┌─ Passage provided

Thursday, July 21, 2011

Mothering Philosophy

I was reading about a homeschooling writing curriculum and encountered the writer's mission statement about parenting. It occurs to me that I write, revise, consider, and reflect on my "Teaching Philosophy" at least annually. But, I have never put together a statement of my goals, objectives, methodology, and philosophy of parenting. It that important? I find revisiting my teaching philosophy helps me re-focus my efforts and teach in accordance with my stated goals.

Maybe I should, from time-to-time, revisit my parenting philosophy to re-center myself as a parent?

Here is my first second run... it will change... again .

My primary goal in parenting is to produce contributing members of society. To meet this goal, the children need to have a strong work ethic, be honest, be compassionate to others and their environment, demonstrate good decision-making and critical thinking skills, have rich intellectual lives, develop positive social skills, and maintain healthy lifestyles.

We meet these goals by both modeling good behavior and by giving them opportunities to develop the habits and skills to make wise choices and develop broad interests.  We are loving parents and try to show our love both outwardly and in our words and actions.  We provide a nurturing environment, but not at the cost of expecting the children to behave in a caring and compassionate manner toward others and toward their environment.  Respecting other people and the natural environment comes with experiencing both and learning to reflect on others' perceptions of the world around them.  Exposure to different habitats, organisms, environments, and cultures and reflections on these is part of our conscious experience.

Both of us work outside of the home and regularly share facets of how we strive for excellence in our work and in completing work around the home. We expect them to participate in home maintenance in age-appropriate ways and expect them to contribute, where possible, to our home environment. We communicate with one another respectfully and we share tasks and responsibilities. We are honest with one another and act as a team in our choices, expenses, and rewards. 

Both of us are educated and continue to demonstrate our love of learning both in our professional disciplines and in a broad range of other areas as exemplified by our reading choices, asking questions of others, visiting museums and other cultural events. The children are encouraged to participate at age-appropriate events and levels in all disciplines. We encourage reading, model reading of fiction, non-fiction, and news-media and include reading aloud with the children as a part of our daily lives. We also pursue intellectual growth and development in engineering (for example, our participation in Lego League), the arts, and the humanities.

We try to give them age-appropriate opportunities to make their own choices and carry responsibilities. These include encouragint them to own and handle tools, cook, to participate in water sports and outdoor activities independently, solo exploration, and time alone to pursue their interests. In this way, they can develop problem-solving abilities and learn when to seek help and how to do so.

We model healthy choices in our day-to-day lives. We eat conscious of the impact our choices have on our bodies and our environment. We are active in organized sports, fitness activities, and outdoor exploration. We maintain regular schedules for sleep. We maintain a household that both leaves room for ongoing exploration and examination of living things (pets and so on), as well as is relatively tidy and organized.


Just in reading this first try - I reflect on things that I do that do not reflect my philosophy as stated (e.g. I shout - sometimes a lot). As expected, deliberately examining my parenting philosophy suggests areas where I wish to improve how I exemplify what I wish to see in them.

Truthfully, though, I am in the classroom for 12 hours a week - all hours for which I am caffeinated and "on". My parenting time isn't always the "best of the best". It will be much harder to live this all of the time than it is to meet my goals in the classroom. My kids get both my best (most "on", most loving, most patient, most interested)... but, they also get my worst (most overtired, most overwrought, most hurried). I get their best and worst as well.

└─
┌─ Material supplied

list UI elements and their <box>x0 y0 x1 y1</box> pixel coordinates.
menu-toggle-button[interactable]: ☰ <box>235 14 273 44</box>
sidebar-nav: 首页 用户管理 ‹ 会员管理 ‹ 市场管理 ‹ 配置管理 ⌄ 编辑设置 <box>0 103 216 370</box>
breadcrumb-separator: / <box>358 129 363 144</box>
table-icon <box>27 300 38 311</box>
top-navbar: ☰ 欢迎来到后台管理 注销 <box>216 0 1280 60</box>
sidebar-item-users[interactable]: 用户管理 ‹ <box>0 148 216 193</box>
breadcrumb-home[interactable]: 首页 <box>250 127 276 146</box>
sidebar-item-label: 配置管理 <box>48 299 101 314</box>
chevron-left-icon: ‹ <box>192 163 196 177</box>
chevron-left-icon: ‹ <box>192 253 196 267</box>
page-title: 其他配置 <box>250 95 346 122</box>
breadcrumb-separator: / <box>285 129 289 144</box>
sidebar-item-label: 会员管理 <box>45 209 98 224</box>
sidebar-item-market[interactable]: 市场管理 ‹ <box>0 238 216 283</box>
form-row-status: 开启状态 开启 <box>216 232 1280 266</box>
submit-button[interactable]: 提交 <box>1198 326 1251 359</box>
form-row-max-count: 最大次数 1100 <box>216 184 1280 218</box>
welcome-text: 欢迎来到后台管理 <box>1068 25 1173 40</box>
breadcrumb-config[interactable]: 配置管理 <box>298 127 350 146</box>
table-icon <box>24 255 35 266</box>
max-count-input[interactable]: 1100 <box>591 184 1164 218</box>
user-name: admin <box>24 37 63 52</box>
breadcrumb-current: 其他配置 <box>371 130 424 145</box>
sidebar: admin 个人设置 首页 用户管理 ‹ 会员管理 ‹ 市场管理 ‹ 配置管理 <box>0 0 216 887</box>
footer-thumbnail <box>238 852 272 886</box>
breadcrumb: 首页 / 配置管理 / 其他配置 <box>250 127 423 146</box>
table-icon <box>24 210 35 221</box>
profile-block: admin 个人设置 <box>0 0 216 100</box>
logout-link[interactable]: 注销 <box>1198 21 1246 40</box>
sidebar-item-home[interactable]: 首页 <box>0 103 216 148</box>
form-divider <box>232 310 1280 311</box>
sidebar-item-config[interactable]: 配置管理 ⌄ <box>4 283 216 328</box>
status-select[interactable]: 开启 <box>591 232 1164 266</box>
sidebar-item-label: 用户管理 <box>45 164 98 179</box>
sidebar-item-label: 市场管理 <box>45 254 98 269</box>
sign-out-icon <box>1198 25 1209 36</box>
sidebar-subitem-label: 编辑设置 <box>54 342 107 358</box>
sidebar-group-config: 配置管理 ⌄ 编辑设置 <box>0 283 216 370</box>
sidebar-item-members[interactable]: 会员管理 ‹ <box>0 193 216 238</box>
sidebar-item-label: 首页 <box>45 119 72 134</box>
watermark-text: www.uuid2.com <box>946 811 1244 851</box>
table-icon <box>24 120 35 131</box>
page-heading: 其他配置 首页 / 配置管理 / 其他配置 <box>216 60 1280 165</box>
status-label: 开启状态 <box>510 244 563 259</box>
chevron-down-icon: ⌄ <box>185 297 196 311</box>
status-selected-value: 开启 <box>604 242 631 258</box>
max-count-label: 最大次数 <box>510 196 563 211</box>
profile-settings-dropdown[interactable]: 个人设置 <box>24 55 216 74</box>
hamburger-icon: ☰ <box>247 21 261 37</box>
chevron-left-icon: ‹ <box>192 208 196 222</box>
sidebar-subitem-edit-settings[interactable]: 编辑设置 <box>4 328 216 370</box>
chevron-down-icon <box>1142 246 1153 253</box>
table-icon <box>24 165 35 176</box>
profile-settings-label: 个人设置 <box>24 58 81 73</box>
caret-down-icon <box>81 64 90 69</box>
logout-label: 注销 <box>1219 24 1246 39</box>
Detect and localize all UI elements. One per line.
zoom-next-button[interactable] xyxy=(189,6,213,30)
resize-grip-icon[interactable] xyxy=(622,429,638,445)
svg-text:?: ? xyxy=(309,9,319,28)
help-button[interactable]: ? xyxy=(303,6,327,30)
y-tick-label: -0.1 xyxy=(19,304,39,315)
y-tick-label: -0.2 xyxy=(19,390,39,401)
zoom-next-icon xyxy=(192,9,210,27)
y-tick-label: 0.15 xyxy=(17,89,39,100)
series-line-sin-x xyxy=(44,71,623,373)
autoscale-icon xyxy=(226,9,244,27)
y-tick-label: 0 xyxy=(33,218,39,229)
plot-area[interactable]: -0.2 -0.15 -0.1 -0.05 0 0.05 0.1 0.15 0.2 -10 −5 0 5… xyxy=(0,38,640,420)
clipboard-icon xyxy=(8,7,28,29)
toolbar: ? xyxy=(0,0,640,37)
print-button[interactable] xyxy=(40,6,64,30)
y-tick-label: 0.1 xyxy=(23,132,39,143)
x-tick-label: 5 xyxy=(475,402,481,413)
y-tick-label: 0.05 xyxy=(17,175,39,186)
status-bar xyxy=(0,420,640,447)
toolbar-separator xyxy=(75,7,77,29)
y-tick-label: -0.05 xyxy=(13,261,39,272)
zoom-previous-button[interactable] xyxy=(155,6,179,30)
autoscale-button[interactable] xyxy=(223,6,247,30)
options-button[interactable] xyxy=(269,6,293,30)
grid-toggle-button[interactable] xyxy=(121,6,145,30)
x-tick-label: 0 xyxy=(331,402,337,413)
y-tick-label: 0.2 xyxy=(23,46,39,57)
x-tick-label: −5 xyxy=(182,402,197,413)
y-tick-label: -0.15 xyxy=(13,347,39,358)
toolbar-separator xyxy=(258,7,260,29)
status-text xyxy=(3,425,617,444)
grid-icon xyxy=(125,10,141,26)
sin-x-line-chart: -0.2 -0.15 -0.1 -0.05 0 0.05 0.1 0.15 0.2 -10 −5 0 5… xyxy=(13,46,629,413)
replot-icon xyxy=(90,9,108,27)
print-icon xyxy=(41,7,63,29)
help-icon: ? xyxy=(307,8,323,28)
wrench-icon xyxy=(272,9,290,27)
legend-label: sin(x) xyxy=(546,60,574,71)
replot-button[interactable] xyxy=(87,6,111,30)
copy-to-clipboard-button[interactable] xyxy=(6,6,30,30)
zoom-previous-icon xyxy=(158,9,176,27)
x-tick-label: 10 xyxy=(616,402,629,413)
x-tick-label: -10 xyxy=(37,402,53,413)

└─

The mothering philosophy post names several things the children need in order to meet the primary goal of parenting. List all of them.

- a strong work ethic
- honesty
- compassion to others and their environment
- good decision-making and critical thinking skills
- rich intellectual lives
- positive social skills
- healthy lifestyles